What this task involves
Reproduce every line in the listing that contains the word "Gross".

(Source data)
— begin —
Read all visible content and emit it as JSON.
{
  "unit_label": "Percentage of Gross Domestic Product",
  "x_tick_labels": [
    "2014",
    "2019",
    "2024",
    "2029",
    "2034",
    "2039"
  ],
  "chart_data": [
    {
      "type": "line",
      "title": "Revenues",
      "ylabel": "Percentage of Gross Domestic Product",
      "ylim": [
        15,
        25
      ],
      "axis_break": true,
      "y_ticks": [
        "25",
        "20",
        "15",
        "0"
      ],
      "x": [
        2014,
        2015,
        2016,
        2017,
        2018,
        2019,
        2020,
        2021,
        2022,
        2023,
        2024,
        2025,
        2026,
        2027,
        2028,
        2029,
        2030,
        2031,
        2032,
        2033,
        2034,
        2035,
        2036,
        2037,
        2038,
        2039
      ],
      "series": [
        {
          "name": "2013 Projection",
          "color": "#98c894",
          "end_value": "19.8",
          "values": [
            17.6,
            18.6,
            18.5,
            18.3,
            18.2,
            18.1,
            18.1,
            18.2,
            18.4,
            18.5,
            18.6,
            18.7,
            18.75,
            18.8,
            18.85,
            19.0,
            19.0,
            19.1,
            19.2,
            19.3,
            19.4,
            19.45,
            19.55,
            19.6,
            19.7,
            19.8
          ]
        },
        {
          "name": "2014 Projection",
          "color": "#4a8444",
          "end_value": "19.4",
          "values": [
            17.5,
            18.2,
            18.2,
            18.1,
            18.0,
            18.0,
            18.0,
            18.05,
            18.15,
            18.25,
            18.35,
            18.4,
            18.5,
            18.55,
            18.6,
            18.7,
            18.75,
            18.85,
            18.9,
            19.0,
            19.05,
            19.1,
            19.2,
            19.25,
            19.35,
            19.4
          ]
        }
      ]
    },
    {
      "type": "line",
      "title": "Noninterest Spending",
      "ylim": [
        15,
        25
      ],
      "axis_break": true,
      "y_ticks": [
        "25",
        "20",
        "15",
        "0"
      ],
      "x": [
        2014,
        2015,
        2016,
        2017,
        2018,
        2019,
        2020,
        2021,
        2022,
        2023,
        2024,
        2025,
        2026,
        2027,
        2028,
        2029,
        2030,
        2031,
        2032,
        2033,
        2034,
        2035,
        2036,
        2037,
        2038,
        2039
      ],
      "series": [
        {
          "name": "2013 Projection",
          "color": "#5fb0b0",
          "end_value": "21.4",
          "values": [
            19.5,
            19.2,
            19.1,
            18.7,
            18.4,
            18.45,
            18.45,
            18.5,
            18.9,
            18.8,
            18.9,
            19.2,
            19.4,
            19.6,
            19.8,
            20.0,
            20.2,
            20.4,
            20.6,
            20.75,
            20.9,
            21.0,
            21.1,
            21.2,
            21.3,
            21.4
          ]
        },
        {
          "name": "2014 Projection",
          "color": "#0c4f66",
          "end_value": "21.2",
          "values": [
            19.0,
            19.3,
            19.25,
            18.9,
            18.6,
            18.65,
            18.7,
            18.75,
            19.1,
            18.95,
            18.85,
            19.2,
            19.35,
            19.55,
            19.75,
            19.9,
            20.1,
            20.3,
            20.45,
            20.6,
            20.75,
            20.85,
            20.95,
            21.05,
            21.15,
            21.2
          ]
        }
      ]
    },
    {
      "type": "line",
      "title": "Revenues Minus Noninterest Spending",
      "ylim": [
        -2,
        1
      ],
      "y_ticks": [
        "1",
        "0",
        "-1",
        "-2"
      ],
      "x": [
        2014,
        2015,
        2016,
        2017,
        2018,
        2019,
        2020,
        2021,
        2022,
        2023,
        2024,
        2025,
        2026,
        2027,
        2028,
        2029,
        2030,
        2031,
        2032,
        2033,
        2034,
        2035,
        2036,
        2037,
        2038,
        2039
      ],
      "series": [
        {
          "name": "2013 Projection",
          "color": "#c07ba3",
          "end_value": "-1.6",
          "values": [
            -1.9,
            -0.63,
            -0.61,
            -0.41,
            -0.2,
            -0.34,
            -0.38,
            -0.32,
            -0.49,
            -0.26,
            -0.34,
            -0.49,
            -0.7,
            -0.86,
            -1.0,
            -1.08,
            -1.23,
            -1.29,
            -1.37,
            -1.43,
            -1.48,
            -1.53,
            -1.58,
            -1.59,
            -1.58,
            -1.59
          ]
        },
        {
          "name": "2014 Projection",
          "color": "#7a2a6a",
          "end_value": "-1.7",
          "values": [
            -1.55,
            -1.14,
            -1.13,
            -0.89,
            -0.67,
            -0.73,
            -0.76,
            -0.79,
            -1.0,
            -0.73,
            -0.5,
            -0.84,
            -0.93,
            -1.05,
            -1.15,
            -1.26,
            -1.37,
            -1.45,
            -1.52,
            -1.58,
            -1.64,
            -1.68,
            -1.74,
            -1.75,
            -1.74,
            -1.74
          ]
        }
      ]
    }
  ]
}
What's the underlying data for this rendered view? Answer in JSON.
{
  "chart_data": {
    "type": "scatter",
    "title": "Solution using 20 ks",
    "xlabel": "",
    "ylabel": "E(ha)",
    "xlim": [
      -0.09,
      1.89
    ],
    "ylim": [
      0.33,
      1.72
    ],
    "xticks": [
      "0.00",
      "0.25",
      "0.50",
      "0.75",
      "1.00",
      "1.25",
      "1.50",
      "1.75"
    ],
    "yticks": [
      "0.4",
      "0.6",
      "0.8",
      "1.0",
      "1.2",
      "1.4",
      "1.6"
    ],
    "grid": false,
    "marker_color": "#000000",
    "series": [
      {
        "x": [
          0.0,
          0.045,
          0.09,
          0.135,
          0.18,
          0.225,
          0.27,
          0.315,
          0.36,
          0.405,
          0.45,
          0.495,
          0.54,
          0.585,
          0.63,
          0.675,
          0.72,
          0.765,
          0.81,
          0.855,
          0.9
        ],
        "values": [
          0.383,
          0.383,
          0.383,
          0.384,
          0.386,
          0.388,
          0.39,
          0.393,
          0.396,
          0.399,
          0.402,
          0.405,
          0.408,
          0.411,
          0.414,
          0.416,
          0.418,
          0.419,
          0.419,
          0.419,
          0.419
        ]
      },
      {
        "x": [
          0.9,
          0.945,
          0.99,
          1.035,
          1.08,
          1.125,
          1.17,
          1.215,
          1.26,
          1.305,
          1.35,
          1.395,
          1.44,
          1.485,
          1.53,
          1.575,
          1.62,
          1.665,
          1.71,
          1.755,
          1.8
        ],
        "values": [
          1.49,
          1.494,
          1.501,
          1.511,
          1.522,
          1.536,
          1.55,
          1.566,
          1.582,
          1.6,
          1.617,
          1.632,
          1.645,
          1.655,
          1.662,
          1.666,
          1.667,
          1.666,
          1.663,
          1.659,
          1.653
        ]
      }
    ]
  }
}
— end —
Solution
  "unit_label": "Percentage of Gross Domestic Product",
      "ylabel": "Percentage of Gross Domestic Product",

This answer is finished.